[START]

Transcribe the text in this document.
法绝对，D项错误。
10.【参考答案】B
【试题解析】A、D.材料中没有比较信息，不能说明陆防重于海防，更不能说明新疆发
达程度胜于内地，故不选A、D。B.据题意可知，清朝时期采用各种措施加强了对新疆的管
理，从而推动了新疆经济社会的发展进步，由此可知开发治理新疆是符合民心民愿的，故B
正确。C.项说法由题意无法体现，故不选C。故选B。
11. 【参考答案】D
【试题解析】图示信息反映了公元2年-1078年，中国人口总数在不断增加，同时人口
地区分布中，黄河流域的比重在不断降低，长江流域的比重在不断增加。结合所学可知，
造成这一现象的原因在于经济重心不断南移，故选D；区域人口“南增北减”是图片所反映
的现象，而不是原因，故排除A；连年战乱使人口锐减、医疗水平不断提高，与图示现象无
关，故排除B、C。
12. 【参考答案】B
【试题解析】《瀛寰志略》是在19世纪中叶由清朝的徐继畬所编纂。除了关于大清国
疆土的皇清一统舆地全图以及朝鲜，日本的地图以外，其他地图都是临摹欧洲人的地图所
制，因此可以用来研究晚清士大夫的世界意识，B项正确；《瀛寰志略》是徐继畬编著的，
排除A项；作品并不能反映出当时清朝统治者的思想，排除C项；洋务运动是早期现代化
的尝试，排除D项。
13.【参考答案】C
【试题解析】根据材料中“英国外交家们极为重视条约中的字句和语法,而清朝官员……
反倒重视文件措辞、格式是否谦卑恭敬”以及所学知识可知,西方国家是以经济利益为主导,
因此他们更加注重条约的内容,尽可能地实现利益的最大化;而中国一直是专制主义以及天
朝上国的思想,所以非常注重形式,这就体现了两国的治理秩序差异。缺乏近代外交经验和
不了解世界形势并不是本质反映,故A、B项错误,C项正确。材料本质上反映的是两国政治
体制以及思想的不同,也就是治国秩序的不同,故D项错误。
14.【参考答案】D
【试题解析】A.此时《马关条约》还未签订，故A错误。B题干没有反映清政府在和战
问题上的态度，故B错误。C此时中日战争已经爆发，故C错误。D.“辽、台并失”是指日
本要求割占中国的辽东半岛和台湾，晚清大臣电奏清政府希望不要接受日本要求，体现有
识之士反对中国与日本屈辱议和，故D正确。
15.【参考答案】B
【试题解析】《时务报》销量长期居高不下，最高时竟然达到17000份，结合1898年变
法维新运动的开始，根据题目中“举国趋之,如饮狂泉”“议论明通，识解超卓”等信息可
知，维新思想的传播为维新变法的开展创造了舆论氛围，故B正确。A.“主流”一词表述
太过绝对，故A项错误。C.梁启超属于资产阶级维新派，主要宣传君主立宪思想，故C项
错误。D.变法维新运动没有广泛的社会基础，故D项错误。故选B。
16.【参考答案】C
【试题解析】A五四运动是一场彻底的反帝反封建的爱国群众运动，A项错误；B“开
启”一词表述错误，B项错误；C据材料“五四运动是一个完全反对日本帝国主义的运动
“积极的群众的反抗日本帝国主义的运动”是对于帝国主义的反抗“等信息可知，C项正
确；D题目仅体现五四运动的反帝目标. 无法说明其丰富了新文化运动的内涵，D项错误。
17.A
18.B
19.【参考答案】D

[END]

*AIM OF THE TASK:* Take every line above carrying "参考答案" and return it.

*ANSWER TO THIS EXERCISE:*
10.【参考答案】B
11. 【参考答案】D
12. 【参考答案】B
13.【参考答案】C
14.【参考答案】D
15.【参考答案】B
16.【参考答案】C
19.【参考答案】D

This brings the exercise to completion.